Items from a dataset:
━━━━━━━━

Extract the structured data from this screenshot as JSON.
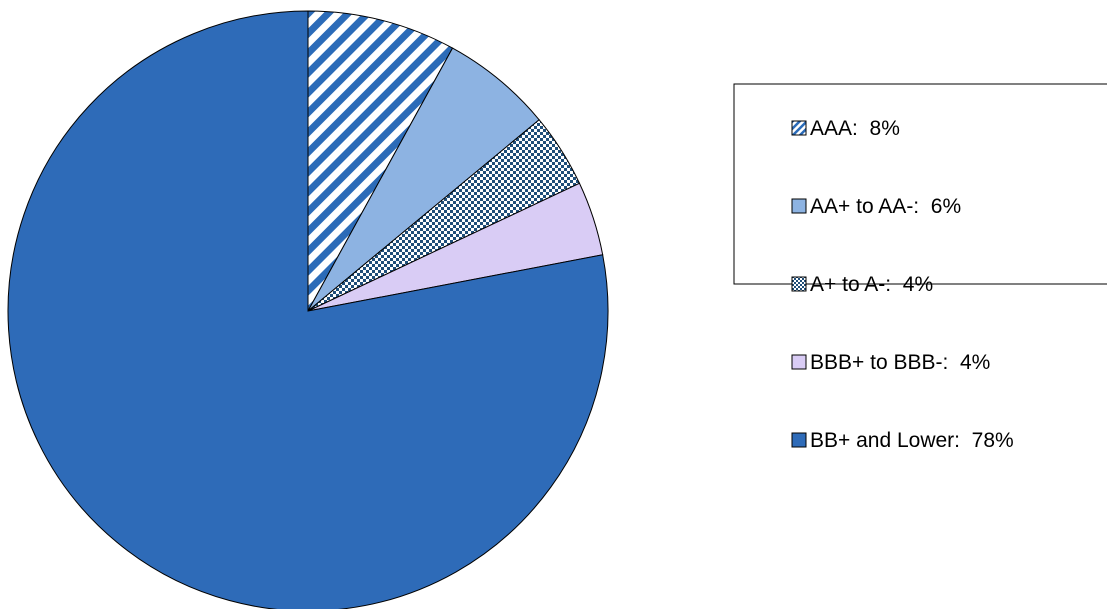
{
  "chart_data": {
    "type": "pie",
    "title": "",
    "legend_position": "right",
    "start_angle_deg": 0,
    "direction": "clockwise",
    "slices": [
      {
        "label": "AAA:  8%",
        "category": "AAA",
        "value": 8,
        "color": "#2B6BB8",
        "pattern": "diagonal-stripes"
      },
      {
        "label": "AA+ to AA-:  6%",
        "category": "AA+ to AA-",
        "value": 6,
        "color": "#8DB3E2",
        "pattern": "solid"
      },
      {
        "label": "A+ to A-:  4%",
        "category": "A+ to A-",
        "value": 4,
        "color": "#1F4E79",
        "pattern": "checker"
      },
      {
        "label": "BBB+ to BBB-:  4%",
        "category": "BBB+ to BBB-",
        "value": 4,
        "color": "#D9CCF5",
        "pattern": "solid"
      },
      {
        "label": "BB+ and Lower:  78%",
        "category": "BB+ and Lower",
        "value": 78,
        "color": "#2E6BB8",
        "pattern": "solid"
      }
    ]
  }
}
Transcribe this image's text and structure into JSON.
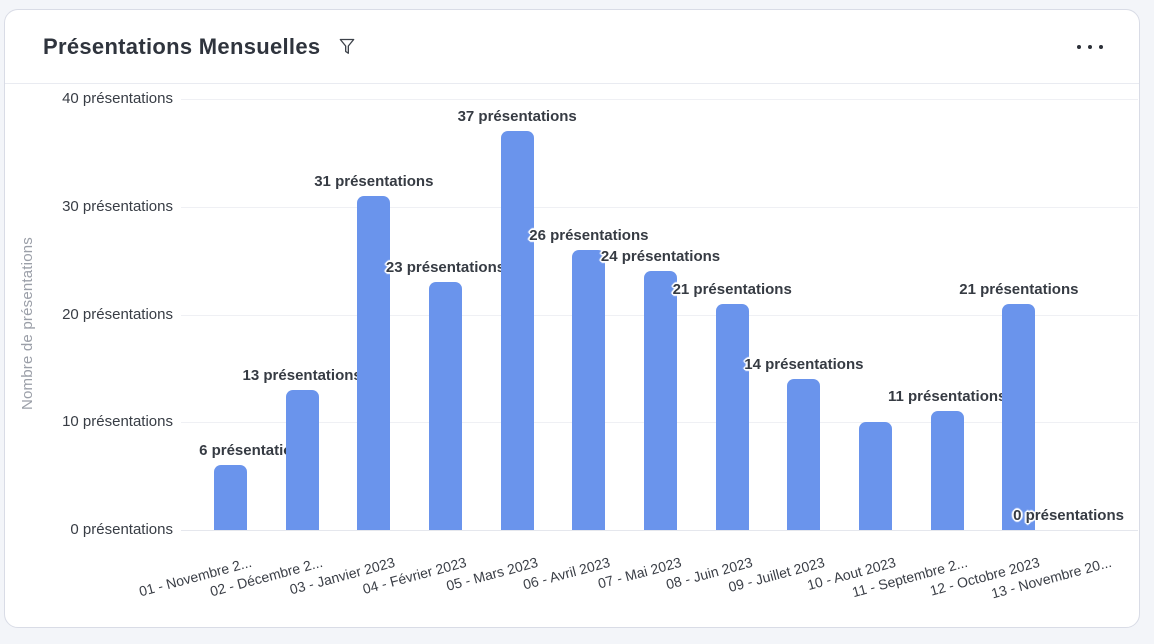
{
  "header": {
    "title": "Présentations Mensuelles"
  },
  "chart_data": {
    "type": "bar",
    "title": "Présentations Mensuelles",
    "xlabel": "",
    "ylabel": "Nombre de présentations",
    "ylim": [
      0,
      40
    ],
    "yticks": [
      0,
      10,
      20,
      30,
      40
    ],
    "ytick_labels": [
      "0 présentations",
      "10 présentations",
      "20 présentations",
      "30 présentations",
      "40 présentations"
    ],
    "grid": true,
    "legend": "none",
    "bar_color": "#6A94EC",
    "categories": [
      "01 - Novembre 2...",
      "02 - Décembre 2...",
      "03 - Janvier 2023",
      "04 - Février 2023",
      "05 - Mars 2023",
      "06 - Avril 2023",
      "07 - Mai 2023",
      "08 - Juin 2023",
      "09 - Juillet 2023",
      "10 - Aout 2023",
      "11 - Septembre 2...",
      "12 - Octobre 2023",
      "13 - Novembre 20..."
    ],
    "values": [
      6,
      13,
      31,
      23,
      37,
      26,
      24,
      21,
      14,
      10,
      11,
      21,
      0
    ],
    "data_labels": [
      "6 présentations",
      "13 présentations",
      "31 présentations",
      "23 présentations",
      "37 présentations",
      "26 présentations",
      "24 présentations",
      "21 présentations",
      "14 présentations",
      "",
      "11 présentations",
      "21 présentations",
      "0 présentations"
    ]
  },
  "colors": {
    "bar": "#6A94EC",
    "card_background": "#ffffff",
    "page_background": "#f3f5f9",
    "card_border": "#d9dce6",
    "title_text": "#2f343d",
    "axis_text": "#383d45",
    "axis_title_text": "#9b9fa8",
    "data_label_text": "#363b43",
    "gridline": "#eff0f4"
  }
}
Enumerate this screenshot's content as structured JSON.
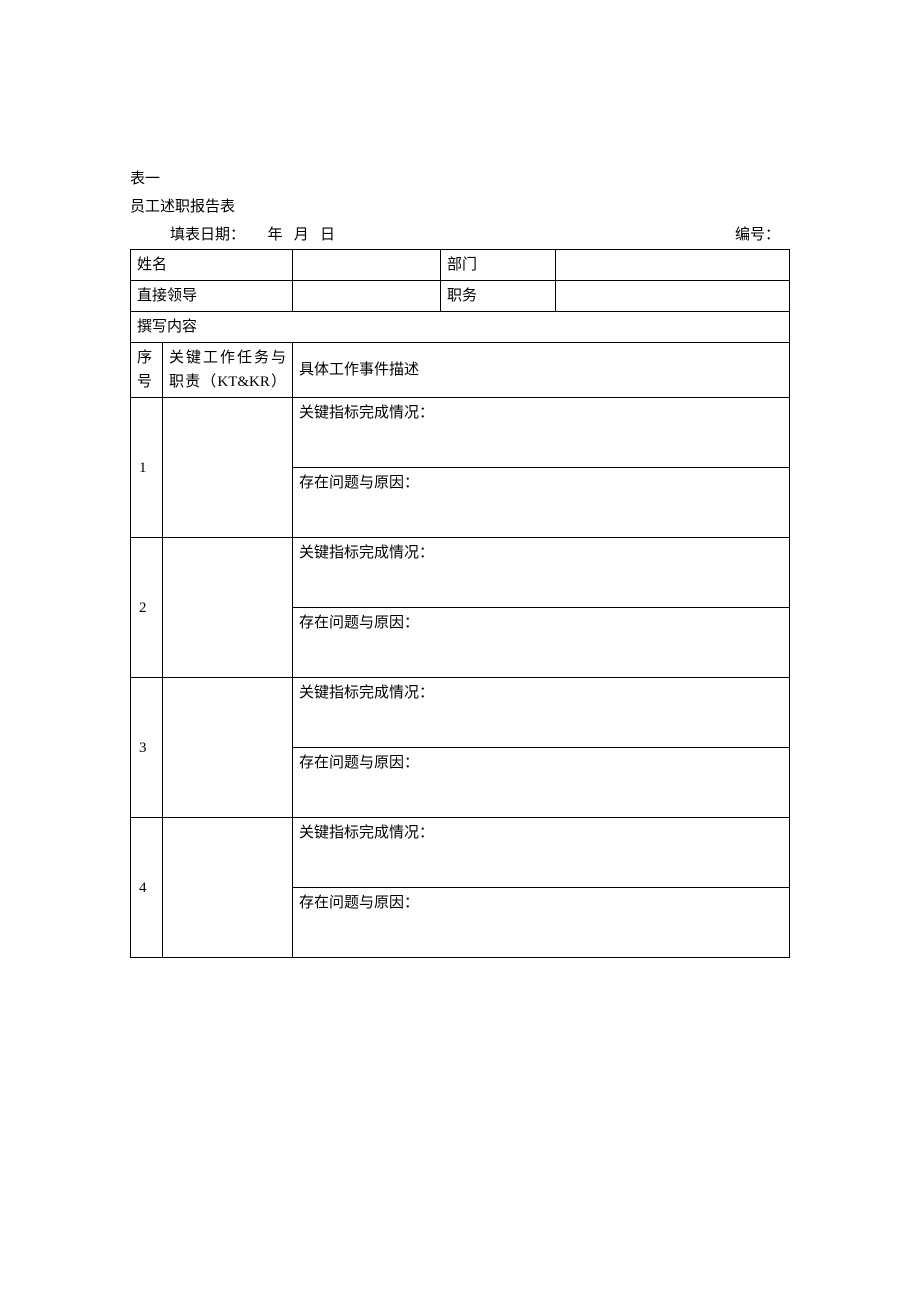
{
  "header": {
    "table_label": "表一",
    "title": "员工述职报告表",
    "date_label": "填表日期：",
    "year_unit": "年",
    "month_unit": "月",
    "day_unit": "日",
    "serial_label": "编号："
  },
  "info": {
    "name_label": "姓名",
    "name_value": "",
    "dept_label": "部门",
    "dept_value": "",
    "leader_label": "直接领导",
    "leader_value": "",
    "position_label": "职务",
    "position_value": ""
  },
  "content_header": "撰写内容",
  "columns": {
    "seq": "序号",
    "task": "关键工作任务与职责（KT&KR）",
    "desc": "具体工作事件描述"
  },
  "row_labels": {
    "kpi": "关键指标完成情况：",
    "issue": "存在问题与原因："
  },
  "rows": [
    {
      "seq": "1",
      "task": "",
      "kpi": "",
      "issue": ""
    },
    {
      "seq": "2",
      "task": "",
      "kpi": "",
      "issue": ""
    },
    {
      "seq": "3",
      "task": "",
      "kpi": "",
      "issue": ""
    },
    {
      "seq": "4",
      "task": "",
      "kpi": "",
      "issue": ""
    }
  ]
}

━━━━━━━━

● **DIRECTION**
Set every line down exactly as written, leaving each picture out.

● **THE REPLY**
Extract the structured data from this screenshot as JSON.
{
  "chart_data": {
    "type": "pie",
    "title": "",
    "legend_position": "right",
    "start_angle_deg": 0,
    "direction": "clockwise",
    "slices": [
      {
        "label": "AAA:  8%",
        "category": "AAA",
        "value": 8,
        "color": "#2B6BB8",
        "pattern": "diagonal-stripes"
      },
      {
        "label": "AA+ to AA-:  6%",
        "category": "AA+ to AA-",
        "value": 6,
        "color": "#8DB3E2",
        "pattern": "solid"
      },
      {
        "label": "A+ to A-:  4%",
        "category": "A+ to A-",
        "value": 4,
        "color": "#1F4E79",
        "pattern": "checker"
      },
      {
        "label": "BBB+ to BBB-:  4%",
        "category": "BBB+ to BBB-",
        "value": 4,
        "color": "#D9CCF5",
        "pattern": "solid"
      },
      {
        "label": "BB+ and Lower:  78%",
        "category": "BB+ and Lower",
        "value": 78,
        "color": "#2E6BB8",
        "pattern": "solid"
      }
    ]
  }
}
Transcribe this image's text and structure into JSON.
{
  "header": {
    "title": "Présentations Mensuelles"
  },
  "chart_data": {
    "type": "bar",
    "title": "Présentations Mensuelles",
    "xlabel": "",
    "ylabel": "Nombre de présentations",
    "ylim": [
      0,
      40
    ],
    "yticks": [
      0,
      10,
      20,
      30,
      40
    ],
    "ytick_labels": [
      "0 présentations",
      "10 présentations",
      "20 présentations",
      "30 présentations",
      "40 présentations"
    ],
    "grid": true,
    "legend": "none",
    "bar_color": "#6A94EC",
    "categories": [
      "01 - Novembre 2...",
      "02 - Décembre 2...",
      "03 - Janvier 2023",
      "04 - Février 2023",
      "05 - Mars 2023",
      "06 - Avril 2023",
      "07 - Mai 2023",
      "08 - Juin 2023",
      "09 - Juillet 2023",
      "10 - Aout 2023",
      "11 - Septembre 2...",
      "12 - Octobre 2023",
      "13 - Novembre 20..."
    ],
    "values": [
      6,
      13,
      31,
      23,
      37,
      26,
      24,
      21,
      14,
      10,
      11,
      21,
      0
    ],
    "data_labels": [
      "6 présentations",
      "13 présentations",
      "31 présentations",
      "23 présentations",
      "37 présentations",
      "26 présentations",
      "24 présentations",
      "21 présentations",
      "14 présentations",
      "",
      "11 présentations",
      "21 présentations",
      "0 présentations"
    ]
  },
  "colors": {
    "bar": "#6A94EC",
    "card_background": "#ffffff",
    "page_background": "#f3f5f9",
    "card_border": "#d9dce6",
    "title_text": "#2f343d",
    "axis_text": "#383d45",
    "axis_title_text": "#9b9fa8",
    "data_label_text": "#363b43",
    "gridline": "#eff0f4"
  }
}
Enumerate this screenshot's content as structured JSON.
{
  "header": {
    "table_label": "表一",
    "title": "员工述职报告表",
    "date_label": "填表日期：",
    "year_unit": "年",
    "month_unit": "月",
    "day_unit": "日",
    "serial_label": "编号："
  },
  "info": {
    "name_label": "姓名",
    "name_value": "",
    "dept_label": "部门",
    "dept_value": "",
    "leader_label": "直接领导",
    "leader_value": "",
    "position_label": "职务",
    "position_value": ""
  },
  "content_header": "撰写内容",
  "columns": {
    "seq": "序号",
    "task": "关键工作任务与职责（KT&KR）",
    "desc": "具体工作事件描述"
  },
  "row_labels": {
    "kpi": "关键指标完成情况：",
    "issue": "存在问题与原因："
  },
  "rows": [
    {
      "seq": "1",
      "task": "",
      "kpi": "",
      "issue": ""
    },
    {
      "seq": "2",
      "task": "",
      "kpi": "",
      "issue": ""
    },
    {
      "seq": "3",
      "task": "",
      "kpi": "",
      "issue": ""
    },
    {
      "seq": "4",
      "task": "",
      "kpi": "",
      "issue": ""
    }
  ]
}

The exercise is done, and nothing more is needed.